◆ Raw data ◆

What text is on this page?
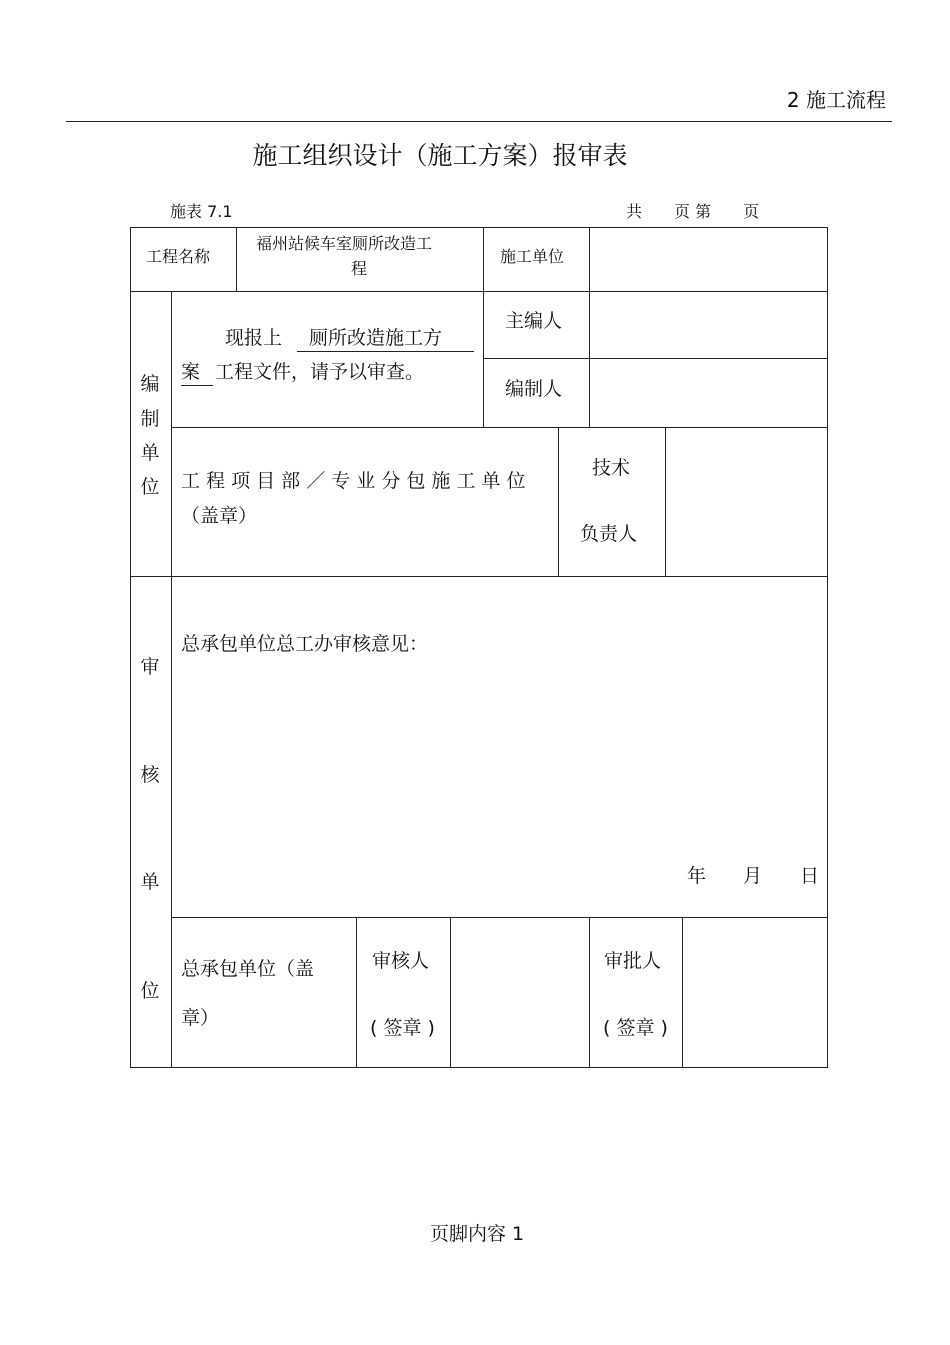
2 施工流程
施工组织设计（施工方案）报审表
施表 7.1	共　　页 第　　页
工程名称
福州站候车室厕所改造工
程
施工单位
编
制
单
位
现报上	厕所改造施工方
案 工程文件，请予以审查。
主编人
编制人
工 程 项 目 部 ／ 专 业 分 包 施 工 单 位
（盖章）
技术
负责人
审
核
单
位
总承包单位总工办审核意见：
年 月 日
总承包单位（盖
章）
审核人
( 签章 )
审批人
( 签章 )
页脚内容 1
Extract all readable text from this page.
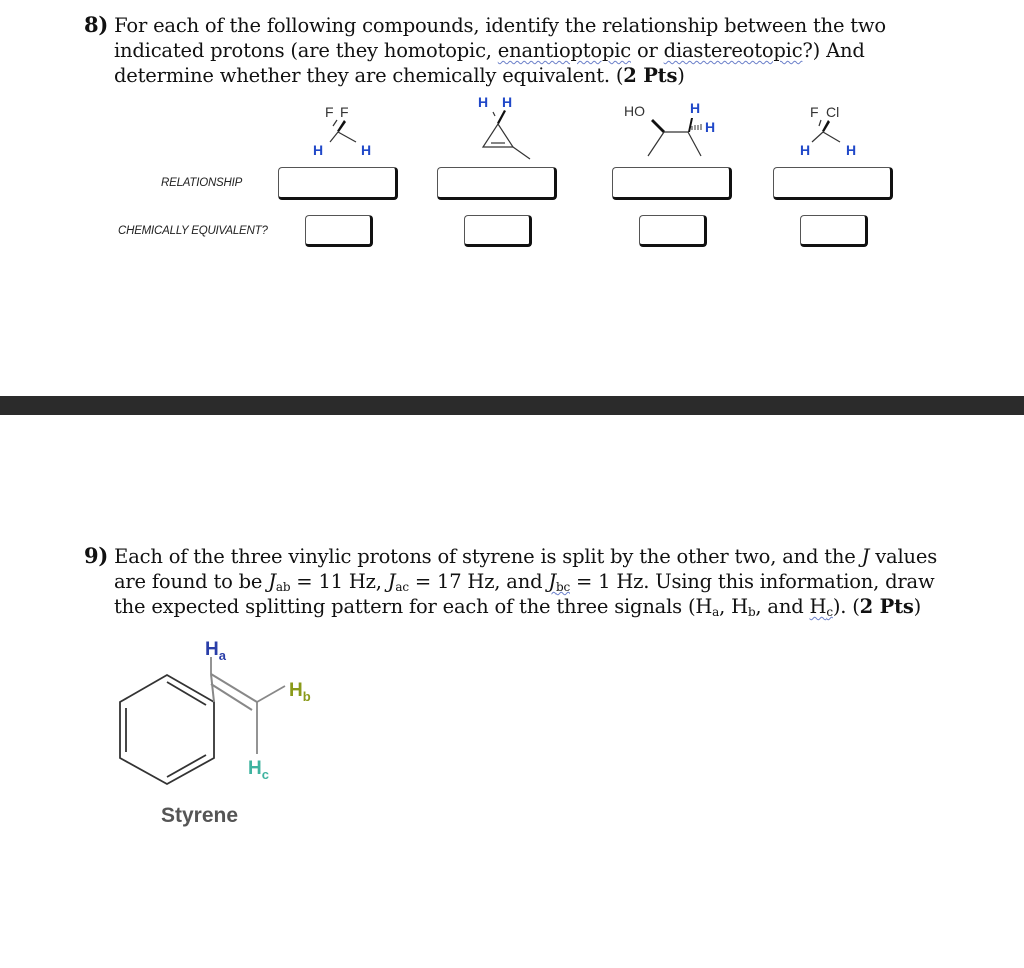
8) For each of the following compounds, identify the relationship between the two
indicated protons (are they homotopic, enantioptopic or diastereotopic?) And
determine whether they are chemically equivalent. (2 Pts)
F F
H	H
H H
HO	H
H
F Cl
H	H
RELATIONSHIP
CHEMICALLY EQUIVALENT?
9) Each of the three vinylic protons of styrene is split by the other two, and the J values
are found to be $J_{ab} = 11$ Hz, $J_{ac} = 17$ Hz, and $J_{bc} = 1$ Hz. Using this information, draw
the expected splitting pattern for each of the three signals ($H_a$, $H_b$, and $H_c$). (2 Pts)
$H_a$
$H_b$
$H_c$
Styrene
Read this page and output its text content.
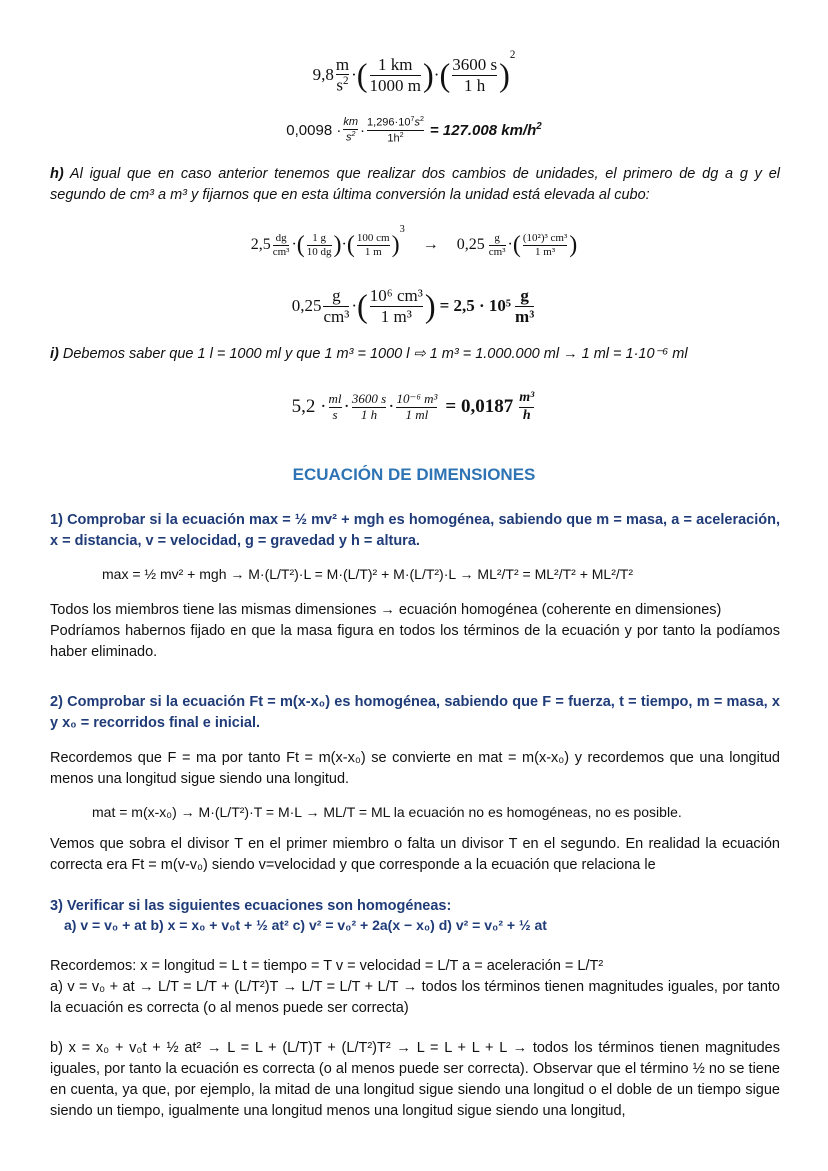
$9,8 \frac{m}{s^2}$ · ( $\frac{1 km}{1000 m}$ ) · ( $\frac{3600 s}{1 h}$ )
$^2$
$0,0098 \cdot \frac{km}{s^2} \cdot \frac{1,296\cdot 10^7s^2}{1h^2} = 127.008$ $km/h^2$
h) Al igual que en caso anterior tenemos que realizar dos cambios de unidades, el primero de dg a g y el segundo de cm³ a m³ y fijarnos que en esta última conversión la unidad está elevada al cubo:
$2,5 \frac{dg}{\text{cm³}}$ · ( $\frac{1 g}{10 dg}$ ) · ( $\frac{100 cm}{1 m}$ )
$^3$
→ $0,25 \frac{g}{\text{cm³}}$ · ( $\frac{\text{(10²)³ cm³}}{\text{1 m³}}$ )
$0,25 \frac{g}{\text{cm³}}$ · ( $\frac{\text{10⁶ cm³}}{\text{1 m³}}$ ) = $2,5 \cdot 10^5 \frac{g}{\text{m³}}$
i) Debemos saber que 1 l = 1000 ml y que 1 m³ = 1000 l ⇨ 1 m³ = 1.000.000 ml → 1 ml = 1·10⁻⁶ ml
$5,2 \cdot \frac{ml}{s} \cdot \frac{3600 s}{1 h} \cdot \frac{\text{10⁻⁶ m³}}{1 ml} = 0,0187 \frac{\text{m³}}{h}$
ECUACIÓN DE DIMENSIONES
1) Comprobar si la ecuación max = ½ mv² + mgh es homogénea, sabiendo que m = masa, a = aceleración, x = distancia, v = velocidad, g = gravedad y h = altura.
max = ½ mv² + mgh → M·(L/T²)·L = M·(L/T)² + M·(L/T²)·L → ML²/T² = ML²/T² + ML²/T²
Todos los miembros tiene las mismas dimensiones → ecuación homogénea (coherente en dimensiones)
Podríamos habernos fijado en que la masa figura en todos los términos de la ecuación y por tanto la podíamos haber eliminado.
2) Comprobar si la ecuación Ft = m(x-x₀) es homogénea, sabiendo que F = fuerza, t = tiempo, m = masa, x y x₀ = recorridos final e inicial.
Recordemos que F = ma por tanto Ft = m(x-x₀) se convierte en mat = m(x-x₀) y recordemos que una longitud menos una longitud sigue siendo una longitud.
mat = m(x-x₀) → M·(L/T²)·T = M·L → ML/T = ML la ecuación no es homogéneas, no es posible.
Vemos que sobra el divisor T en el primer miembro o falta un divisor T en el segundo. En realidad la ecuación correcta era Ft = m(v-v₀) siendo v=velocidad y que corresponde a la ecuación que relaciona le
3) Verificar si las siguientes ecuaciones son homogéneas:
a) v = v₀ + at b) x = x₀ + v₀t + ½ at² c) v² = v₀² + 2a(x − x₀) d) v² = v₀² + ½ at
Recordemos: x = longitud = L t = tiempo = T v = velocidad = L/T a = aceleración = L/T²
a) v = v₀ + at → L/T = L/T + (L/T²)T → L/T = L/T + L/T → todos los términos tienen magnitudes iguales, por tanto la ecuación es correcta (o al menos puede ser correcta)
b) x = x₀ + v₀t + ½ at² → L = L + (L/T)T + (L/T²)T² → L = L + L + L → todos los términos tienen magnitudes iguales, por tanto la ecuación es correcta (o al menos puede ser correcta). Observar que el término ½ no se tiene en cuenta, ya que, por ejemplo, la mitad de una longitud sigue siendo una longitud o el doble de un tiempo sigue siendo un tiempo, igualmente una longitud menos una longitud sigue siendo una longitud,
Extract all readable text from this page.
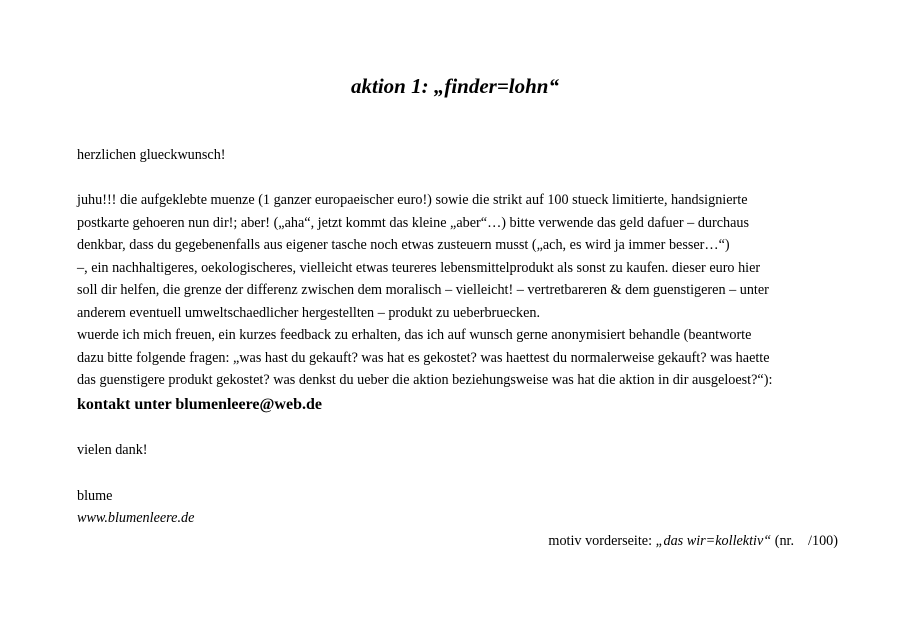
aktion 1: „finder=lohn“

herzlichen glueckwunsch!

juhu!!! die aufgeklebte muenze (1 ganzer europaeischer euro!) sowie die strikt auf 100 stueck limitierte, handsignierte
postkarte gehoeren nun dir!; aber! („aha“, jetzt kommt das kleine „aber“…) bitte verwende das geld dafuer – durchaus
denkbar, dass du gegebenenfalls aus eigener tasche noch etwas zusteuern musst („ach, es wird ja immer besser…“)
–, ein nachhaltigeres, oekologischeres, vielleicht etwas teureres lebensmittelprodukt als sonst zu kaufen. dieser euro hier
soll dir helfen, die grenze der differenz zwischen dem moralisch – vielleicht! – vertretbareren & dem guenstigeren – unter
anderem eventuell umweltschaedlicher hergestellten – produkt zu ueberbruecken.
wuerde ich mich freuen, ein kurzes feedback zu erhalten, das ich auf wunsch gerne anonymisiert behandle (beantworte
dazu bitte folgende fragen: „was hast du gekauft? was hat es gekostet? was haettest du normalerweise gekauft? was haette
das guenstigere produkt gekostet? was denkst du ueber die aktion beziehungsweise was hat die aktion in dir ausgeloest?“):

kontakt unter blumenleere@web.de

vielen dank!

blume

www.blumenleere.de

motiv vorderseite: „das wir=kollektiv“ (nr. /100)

◆ Problem requirements ◆
Select every line of the material above holding the word "tienen" and copy it.

◆ Written response ◆
a) v = v₀ + at → L/T = L/T + (L/T²)T → L/T = L/T + L/T → todos los términos tienen magnitudes iguales, por tanto la ecuación es correcta (o al menos puede ser correcta)
b) x = x₀ + v₀t + ½ at² → L = L + (L/T)T + (L/T²)T² → L = L + L + L → todos los términos tienen magnitudes iguales, por tanto la ecuación es correcta (o al menos puede ser correcta). Observar que el término ½ no se tiene en cuenta, ya que, por ejemplo, la mitad de una longitud sigue siendo una longitud o el doble de un tiempo sigue siendo un tiempo, igualmente una longitud menos una longitud sigue siendo una longitud,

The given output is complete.